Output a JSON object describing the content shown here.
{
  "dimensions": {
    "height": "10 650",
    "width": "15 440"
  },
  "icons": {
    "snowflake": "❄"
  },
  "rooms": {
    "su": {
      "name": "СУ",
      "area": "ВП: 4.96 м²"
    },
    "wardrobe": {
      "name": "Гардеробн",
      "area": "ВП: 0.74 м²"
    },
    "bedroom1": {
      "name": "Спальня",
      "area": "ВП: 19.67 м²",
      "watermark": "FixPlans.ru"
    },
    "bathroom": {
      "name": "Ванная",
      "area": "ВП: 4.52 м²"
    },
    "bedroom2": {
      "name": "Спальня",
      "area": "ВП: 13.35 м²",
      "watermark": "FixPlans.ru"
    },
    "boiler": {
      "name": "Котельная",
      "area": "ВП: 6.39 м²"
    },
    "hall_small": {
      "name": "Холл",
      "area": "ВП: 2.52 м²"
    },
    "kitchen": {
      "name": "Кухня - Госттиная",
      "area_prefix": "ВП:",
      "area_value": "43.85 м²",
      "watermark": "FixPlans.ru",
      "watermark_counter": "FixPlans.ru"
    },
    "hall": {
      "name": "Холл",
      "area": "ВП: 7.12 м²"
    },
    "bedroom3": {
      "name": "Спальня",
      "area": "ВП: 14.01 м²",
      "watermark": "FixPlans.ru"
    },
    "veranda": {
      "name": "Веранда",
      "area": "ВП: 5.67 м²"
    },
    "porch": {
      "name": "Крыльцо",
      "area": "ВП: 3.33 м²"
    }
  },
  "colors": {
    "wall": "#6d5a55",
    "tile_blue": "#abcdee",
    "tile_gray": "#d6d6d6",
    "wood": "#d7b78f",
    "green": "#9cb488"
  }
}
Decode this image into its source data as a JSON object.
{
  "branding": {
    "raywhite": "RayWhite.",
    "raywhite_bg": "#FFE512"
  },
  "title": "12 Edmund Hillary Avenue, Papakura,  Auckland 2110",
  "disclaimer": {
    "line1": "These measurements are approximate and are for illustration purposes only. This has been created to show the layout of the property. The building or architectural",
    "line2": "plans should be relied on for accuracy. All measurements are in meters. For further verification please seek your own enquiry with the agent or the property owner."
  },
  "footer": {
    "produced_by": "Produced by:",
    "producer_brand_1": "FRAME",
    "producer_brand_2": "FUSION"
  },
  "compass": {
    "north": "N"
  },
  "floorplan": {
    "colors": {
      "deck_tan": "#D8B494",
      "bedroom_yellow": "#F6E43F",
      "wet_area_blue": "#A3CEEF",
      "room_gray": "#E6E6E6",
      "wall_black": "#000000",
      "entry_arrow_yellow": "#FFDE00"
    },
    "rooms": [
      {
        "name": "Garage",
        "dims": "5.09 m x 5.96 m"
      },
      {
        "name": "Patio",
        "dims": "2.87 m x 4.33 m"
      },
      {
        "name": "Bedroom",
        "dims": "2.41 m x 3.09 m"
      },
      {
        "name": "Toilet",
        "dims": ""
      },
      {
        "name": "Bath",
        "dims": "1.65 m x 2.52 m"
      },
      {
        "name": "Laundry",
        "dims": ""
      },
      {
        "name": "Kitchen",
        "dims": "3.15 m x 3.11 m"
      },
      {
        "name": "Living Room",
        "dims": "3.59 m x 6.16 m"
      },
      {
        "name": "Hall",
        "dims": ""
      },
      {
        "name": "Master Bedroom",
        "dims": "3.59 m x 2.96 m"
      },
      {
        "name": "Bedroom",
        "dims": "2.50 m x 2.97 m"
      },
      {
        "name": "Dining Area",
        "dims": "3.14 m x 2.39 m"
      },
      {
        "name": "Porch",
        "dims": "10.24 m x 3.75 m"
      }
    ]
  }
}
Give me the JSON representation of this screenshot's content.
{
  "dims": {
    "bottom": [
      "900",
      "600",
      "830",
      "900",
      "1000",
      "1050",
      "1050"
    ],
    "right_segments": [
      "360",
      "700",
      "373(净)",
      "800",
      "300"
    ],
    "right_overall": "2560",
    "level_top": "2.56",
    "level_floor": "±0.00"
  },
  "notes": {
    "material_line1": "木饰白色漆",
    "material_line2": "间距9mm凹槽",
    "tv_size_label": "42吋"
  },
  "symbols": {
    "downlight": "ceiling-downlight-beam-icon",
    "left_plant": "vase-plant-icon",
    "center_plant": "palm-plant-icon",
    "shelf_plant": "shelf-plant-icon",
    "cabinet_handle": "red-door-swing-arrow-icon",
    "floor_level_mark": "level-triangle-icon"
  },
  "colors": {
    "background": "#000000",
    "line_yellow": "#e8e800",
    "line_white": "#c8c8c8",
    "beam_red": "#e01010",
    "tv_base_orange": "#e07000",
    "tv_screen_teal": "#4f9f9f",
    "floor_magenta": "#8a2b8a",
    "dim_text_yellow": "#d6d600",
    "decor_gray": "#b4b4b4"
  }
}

# Your objective
Reproduce the material precisely, including every line.

# Complete response
Output a JSON object describing the content shown here.
{
  "dimensions": {
    "height": "10 650",
    "width": "15 440"
  },
  "icons": {
    "snowflake": "❄"
  },
  "rooms": {
    "su": {
      "name": "СУ",
      "area": "ВП: 4.96 м²"
    },
    "wardrobe": {
      "name": "Гардеробн",
      "area": "ВП: 0.74 м²"
    },
    "bedroom1": {
      "name": "Спальня",
      "area": "ВП: 19.67 м²",
      "watermark": "FixPlans.ru"
    },
    "bathroom": {
      "name": "Ванная",
      "area": "ВП: 4.52 м²"
    },
    "bedroom2": {
      "name": "Спальня",
      "area": "ВП: 13.35 м²",
      "watermark": "FixPlans.ru"
    },
    "boiler": {
      "name": "Котельная",
      "area": "ВП: 6.39 м²"
    },
    "hall_small": {
      "name": "Холл",
      "area": "ВП: 2.52 м²"
    },
    "kitchen": {
      "name": "Кухня - Госттиная",
      "area_prefix": "ВП:",
      "area_value": "43.85 м²",
      "watermark": "FixPlans.ru",
      "watermark_counter": "FixPlans.ru"
    },
    "hall": {
      "name": "Холл",
      "area": "ВП: 7.12 м²"
    },
    "bedroom3": {
      "name": "Спальня",
      "area": "ВП: 14.01 м²",
      "watermark": "FixPlans.ru"
    },
    "veranda": {
      "name": "Веранда",
      "area": "ВП: 5.67 м²"
    },
    "porch": {
      "name": "Крыльцо",
      "area": "ВП: 3.33 м²"
    }
  },
  "colors": {
    "wall": "#6d5a55",
    "tile_blue": "#abcdee",
    "tile_gray": "#d6d6d6",
    "wood": "#d7b78f",
    "green": "#9cb488"
  }
}
Decode this image into its source data as a JSON object.
{
  "branding": {
    "raywhite": "RayWhite.",
    "raywhite_bg": "#FFE512"
  },
  "title": "12 Edmund Hillary Avenue, Papakura,  Auckland 2110",
  "disclaimer": {
    "line1": "These measurements are approximate and are for illustration purposes only. This has been created to show the layout of the property. The building or architectural",
    "line2": "plans should be relied on for accuracy. All measurements are in meters. For further verification please seek your own enquiry with the agent or the property owner."
  },
  "footer": {
    "produced_by": "Produced by:",
    "producer_brand_1": "FRAME",
    "producer_brand_2": "FUSION"
  },
  "compass": {
    "north": "N"
  },
  "floorplan": {
    "colors": {
      "deck_tan": "#D8B494",
      "bedroom_yellow": "#F6E43F",
      "wet_area_blue": "#A3CEEF",
      "room_gray": "#E6E6E6",
      "wall_black": "#000000",
      "entry_arrow_yellow": "#FFDE00"
    },
    "rooms": [
      {
        "name": "Garage",
        "dims": "5.09 m x 5.96 m"
      },
      {
        "name": "Patio",
        "dims": "2.87 m x 4.33 m"
      },
      {
        "name": "Bedroom",
        "dims": "2.41 m x 3.09 m"
      },
      {
        "name": "Toilet",
        "dims": ""
      },
      {
        "name": "Bath",
        "dims": "1.65 m x 2.52 m"
      },
      {
        "name": "Laundry",
        "dims": ""
      },
      {
        "name": "Kitchen",
        "dims": "3.15 m x 3.11 m"
      },
      {
        "name": "Living Room",
        "dims": "3.59 m x 6.16 m"
      },
      {
        "name": "Hall",
        "dims": ""
      },
      {
        "name": "Master Bedroom",
        "dims": "3.59 m x 2.96 m"
      },
      {
        "name": "Bedroom",
        "dims": "2.50 m x 2.97 m"
      },
      {
        "name": "Dining Area",
        "dims": "3.14 m x 2.39 m"
      },
      {
        "name": "Porch",
        "dims": "10.24 m x 3.75 m"
      }
    ]
  }
}
Give me the JSON representation of this screenshot's content.
{
  "dims": {
    "bottom": [
      "900",
      "600",
      "830",
      "900",
      "1000",
      "1050",
      "1050"
    ],
    "right_segments": [
      "360",
      "700",
      "373(净)",
      "800",
      "300"
    ],
    "right_overall": "2560",
    "level_top": "2.56",
    "level_floor": "±0.00"
  },
  "notes": {
    "material_line1": "木饰白色漆",
    "material_line2": "间距9mm凹槽",
    "tv_size_label": "42吋"
  },
  "symbols": {
    "downlight": "ceiling-downlight-beam-icon",
    "left_plant": "vase-plant-icon",
    "center_plant": "palm-plant-icon",
    "shelf_plant": "shelf-plant-icon",
    "cabinet_handle": "red-door-swing-arrow-icon",
    "floor_level_mark": "level-triangle-icon"
  },
  "colors": {
    "background": "#000000",
    "line_yellow": "#e8e800",
    "line_white": "#c8c8c8",
    "beam_red": "#e01010",
    "tv_base_orange": "#e07000",
    "tv_screen_teal": "#4f9f9f",
    "floor_magenta": "#8a2b8a",
    "dim_text_yellow": "#d6d600",
    "decor_gray": "#b4b4b4"
  }
}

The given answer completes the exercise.